Restate, word for word, all of the material shown below.

○ ○ ○

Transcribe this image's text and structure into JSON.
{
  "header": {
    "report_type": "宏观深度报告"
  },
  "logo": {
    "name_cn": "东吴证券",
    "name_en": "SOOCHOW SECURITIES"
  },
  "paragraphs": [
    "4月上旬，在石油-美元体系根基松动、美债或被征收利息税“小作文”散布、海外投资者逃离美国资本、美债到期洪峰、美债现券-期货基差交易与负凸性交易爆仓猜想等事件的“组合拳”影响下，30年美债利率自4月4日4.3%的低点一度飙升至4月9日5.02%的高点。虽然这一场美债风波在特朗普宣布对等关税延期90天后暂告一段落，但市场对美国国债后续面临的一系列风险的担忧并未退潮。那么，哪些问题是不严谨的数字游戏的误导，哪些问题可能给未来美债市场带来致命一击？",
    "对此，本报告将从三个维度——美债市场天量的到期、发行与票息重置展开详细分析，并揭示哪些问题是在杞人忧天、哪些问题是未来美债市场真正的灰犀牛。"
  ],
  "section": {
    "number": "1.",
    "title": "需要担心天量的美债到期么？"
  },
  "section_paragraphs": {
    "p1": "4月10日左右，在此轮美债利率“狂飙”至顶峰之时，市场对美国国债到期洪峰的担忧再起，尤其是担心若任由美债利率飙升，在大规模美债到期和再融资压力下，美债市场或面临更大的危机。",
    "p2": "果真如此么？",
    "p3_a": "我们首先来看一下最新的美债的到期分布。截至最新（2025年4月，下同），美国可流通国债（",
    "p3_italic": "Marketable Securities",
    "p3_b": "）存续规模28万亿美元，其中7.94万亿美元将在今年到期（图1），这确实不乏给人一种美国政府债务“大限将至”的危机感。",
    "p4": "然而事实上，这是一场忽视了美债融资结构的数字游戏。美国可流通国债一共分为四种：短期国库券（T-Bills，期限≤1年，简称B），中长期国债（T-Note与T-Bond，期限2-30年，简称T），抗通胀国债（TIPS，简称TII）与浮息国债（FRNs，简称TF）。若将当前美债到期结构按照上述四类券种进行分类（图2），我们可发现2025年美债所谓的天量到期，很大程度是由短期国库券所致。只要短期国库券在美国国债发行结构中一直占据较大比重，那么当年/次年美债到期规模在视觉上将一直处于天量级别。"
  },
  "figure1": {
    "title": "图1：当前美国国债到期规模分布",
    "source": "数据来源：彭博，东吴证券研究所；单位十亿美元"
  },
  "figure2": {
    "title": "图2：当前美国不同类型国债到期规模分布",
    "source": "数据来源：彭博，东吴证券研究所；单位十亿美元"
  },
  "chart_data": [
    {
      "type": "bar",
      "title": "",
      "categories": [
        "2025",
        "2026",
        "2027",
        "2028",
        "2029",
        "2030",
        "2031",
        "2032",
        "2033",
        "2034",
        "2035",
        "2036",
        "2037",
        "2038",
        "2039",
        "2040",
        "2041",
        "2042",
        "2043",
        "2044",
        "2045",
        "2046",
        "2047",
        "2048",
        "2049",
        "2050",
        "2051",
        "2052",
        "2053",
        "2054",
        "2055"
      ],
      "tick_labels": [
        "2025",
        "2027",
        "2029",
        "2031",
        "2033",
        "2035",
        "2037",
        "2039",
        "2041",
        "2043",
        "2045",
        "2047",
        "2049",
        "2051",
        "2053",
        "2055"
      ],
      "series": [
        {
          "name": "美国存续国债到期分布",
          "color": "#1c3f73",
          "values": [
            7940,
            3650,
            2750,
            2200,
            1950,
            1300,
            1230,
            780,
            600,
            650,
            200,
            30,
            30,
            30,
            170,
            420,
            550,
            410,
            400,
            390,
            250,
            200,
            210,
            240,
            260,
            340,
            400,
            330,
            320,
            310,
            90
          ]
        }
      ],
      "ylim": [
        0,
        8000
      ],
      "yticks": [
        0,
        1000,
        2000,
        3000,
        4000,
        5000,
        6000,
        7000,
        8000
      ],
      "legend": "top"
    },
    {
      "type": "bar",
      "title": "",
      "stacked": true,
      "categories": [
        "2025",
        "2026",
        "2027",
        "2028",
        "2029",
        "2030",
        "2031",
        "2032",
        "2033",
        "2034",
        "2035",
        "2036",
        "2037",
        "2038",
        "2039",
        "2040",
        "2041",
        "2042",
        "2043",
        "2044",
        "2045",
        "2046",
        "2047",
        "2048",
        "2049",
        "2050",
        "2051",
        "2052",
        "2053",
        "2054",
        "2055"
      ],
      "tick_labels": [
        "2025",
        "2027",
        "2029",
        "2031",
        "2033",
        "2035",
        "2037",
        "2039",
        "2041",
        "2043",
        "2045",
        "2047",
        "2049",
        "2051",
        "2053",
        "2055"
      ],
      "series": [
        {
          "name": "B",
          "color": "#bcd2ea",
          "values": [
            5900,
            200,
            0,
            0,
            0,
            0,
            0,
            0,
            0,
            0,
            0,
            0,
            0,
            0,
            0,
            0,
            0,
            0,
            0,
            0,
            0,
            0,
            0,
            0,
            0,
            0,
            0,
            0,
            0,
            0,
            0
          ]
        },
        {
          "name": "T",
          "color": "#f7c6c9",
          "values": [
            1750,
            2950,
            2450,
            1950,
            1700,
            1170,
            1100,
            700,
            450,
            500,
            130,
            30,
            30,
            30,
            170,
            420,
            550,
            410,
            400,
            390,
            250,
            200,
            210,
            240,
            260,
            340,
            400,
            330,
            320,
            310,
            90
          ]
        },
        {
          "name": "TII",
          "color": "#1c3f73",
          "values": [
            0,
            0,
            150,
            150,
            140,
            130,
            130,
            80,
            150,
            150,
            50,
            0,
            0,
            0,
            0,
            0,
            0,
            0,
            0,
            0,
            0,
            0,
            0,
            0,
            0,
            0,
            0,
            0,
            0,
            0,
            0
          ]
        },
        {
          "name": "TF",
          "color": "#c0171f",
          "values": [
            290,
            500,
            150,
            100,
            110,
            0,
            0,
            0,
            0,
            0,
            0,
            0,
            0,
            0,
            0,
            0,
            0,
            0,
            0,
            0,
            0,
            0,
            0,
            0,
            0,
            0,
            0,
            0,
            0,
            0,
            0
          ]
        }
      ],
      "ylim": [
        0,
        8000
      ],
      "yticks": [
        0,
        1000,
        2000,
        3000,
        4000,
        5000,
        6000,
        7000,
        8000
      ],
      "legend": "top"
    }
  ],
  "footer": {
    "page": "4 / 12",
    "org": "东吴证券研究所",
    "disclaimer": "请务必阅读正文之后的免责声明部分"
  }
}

○ ○ ○

**Finished answer**:
Transcribe this image's text and structure into JSON.
{
  "header": {
    "report_type": "宏观深度报告"
  },
  "logo": {
    "name_cn": "东吴证券",
    "name_en": "SOOCHOW SECURITIES"
  },
  "paragraphs": [
    "4月上旬，在石油-美元体系根基松动、美债或被征收利息税“小作文”散布、海外投资者逃离美国资本、美债到期洪峰、美债现券-期货基差交易与负凸性交易爆仓猜想等事件的“组合拳”影响下，30年美债利率自4月4日4.3%的低点一度飙升至4月9日5.02%的高点。虽然这一场美债风波在特朗普宣布对等关税延期90天后暂告一段落，但市场对美国国债后续面临的一系列风险的担忧并未退潮。那么，哪些问题是不严谨的数字游戏的误导，哪些问题可能给未来美债市场带来致命一击？",
    "对此，本报告将从三个维度——美债市场天量的到期、发行与票息重置展开详细分析，并揭示哪些问题是在杞人忧天、哪些问题是未来美债市场真正的灰犀牛。"
  ],
  "section": {
    "number": "1.",
    "title": "需要担心天量的美债到期么？"
  },
  "section_paragraphs": {
    "p1": "4月10日左右，在此轮美债利率“狂飙”至顶峰之时，市场对美国国债到期洪峰的担忧再起，尤其是担心若任由美债利率飙升，在大规模美债到期和再融资压力下，美债市场或面临更大的危机。",
    "p2": "果真如此么？",
    "p3_a": "我们首先来看一下最新的美债的到期分布。截至最新（2025年4月，下同），美国可流通国债（",
    "p3_italic": "Marketable Securities",
    "p3_b": "）存续规模28万亿美元，其中7.94万亿美元将在今年到期（图1），这确实不乏给人一种美国政府债务“大限将至”的危机感。",
    "p4": "然而事实上，这是一场忽视了美债融资结构的数字游戏。美国可流通国债一共分为四种：短期国库券（T-Bills，期限≤1年，简称B），中长期国债（T-Note与T-Bond，期限2-30年，简称T），抗通胀国债（TIPS，简称TII）与浮息国债（FRNs，简称TF）。若将当前美债到期结构按照上述四类券种进行分类（图2），我们可发现2025年美债所谓的天量到期，很大程度是由短期国库券所致。只要短期国库券在美国国债发行结构中一直占据较大比重，那么当年/次年美债到期规模在视觉上将一直处于天量级别。"
  },
  "figure1": {
    "title": "图1：当前美国国债到期规模分布",
    "source": "数据来源：彭博，东吴证券研究所；单位十亿美元"
  },
  "figure2": {
    "title": "图2：当前美国不同类型国债到期规模分布",
    "source": "数据来源：彭博，东吴证券研究所；单位十亿美元"
  },
  "chart_data": [
    {
      "type": "bar",
      "title": "",
      "categories": [
        "2025",
        "2026",
        "2027",
        "2028",
        "2029",
        "2030",
        "2031",
        "2032",
        "2033",
        "2034",
        "2035",
        "2036",
        "2037",
        "2038",
        "2039",
        "2040",
        "2041",
        "2042",
        "2043",
        "2044",
        "2045",
        "2046",
        "2047",
        "2048",
        "2049",
        "2050",
        "2051",
        "2052",
        "2053",
        "2054",
        "2055"
      ],
      "tick_labels": [
        "2025",
        "2027",
        "2029",
        "2031",
        "2033",
        "2035",
        "2037",
        "2039",
        "2041",
        "2043",
        "2045",
        "2047",
        "2049",
        "2051",
        "2053",
        "2055"
      ],
      "series": [
        {
          "name": "美国存续国债到期分布",
          "color": "#1c3f73",
          "values": [
            7940,
            3650,
            2750,
            2200,
            1950,
            1300,
            1230,
            780,
            600,
            650,
            200,
            30,
            30,
            30,
            170,
            420,
            550,
            410,
            400,
            390,
            250,
            200,
            210,
            240,
            260,
            340,
            400,
            330,
            320,
            310,
            90
          ]
        }
      ],
      "ylim": [
        0,
        8000
      ],
      "yticks": [
        0,
        1000,
        2000,
        3000,
        4000,
        5000,
        6000,
        7000,
        8000
      ],
      "legend": "top"
    },
    {
      "type": "bar",
      "title": "",
      "stacked": true,
      "categories": [
        "2025",
        "2026",
        "2027",
        "2028",
        "2029",
        "2030",
        "2031",
        "2032",
        "2033",
        "2034",
        "2035",
        "2036",
        "2037",
        "2038",
        "2039",
        "2040",
        "2041",
        "2042",
        "2043",
        "2044",
        "2045",
        "2046",
        "2047",
        "2048",
        "2049",
        "2050",
        "2051",
        "2052",
        "2053",
        "2054",
        "2055"
      ],
      "tick_labels": [
        "2025",
        "2027",
        "2029",
        "2031",
        "2033",
        "2035",
        "2037",
        "2039",
        "2041",
        "2043",
        "2045",
        "2047",
        "2049",
        "2051",
        "2053",
        "2055"
      ],
      "series": [
        {
          "name": "B",
          "color": "#bcd2ea",
          "values": [
            5900,
            200,
            0,
            0,
            0,
            0,
            0,
            0,
            0,
            0,
            0,
            0,
            0,
            0,
            0,
            0,
            0,
            0,
            0,
            0,
            0,
            0,
            0,
            0,
            0,
            0,
            0,
            0,
            0,
            0,
            0
          ]
        },
        {
          "name": "T",
          "color": "#f7c6c9",
          "values": [
            1750,
            2950,
            2450,
            1950,
            1700,
            1170,
            1100,
            700,
            450,
            500,
            130,
            30,
            30,
            30,
            170,
            420,
            550,
            410,
            400,
            390,
            250,
            200,
            210,
            240,
            260,
            340,
            400,
            330,
            320,
            310,
            90
          ]
        },
        {
          "name": "TII",
          "color": "#1c3f73",
          "values": [
            0,
            0,
            150,
            150,
            140,
            130,
            130,
            80,
            150,
            150,
            50,
            0,
            0,
            0,
            0,
            0,
            0,
            0,
            0,
            0,
            0,
            0,
            0,
            0,
            0,
            0,
            0,
            0,
            0,
            0,
            0
          ]
        },
        {
          "name": "TF",
          "color": "#c0171f",
          "values": [
            290,
            500,
            150,
            100,
            110,
            0,
            0,
            0,
            0,
            0,
            0,
            0,
            0,
            0,
            0,
            0,
            0,
            0,
            0,
            0,
            0,
            0,
            0,
            0,
            0,
            0,
            0,
            0,
            0,
            0,
            0
          ]
        }
      ],
      "ylim": [
        0,
        8000
      ],
      "yticks": [
        0,
        1000,
        2000,
        3000,
        4000,
        5000,
        6000,
        7000,
        8000
      ],
      "legend": "top"
    }
  ],
  "footer": {
    "page": "4 / 12",
    "org": "东吴证券研究所",
    "disclaimer": "请务必阅读正文之后的免责声明部分"
  }
}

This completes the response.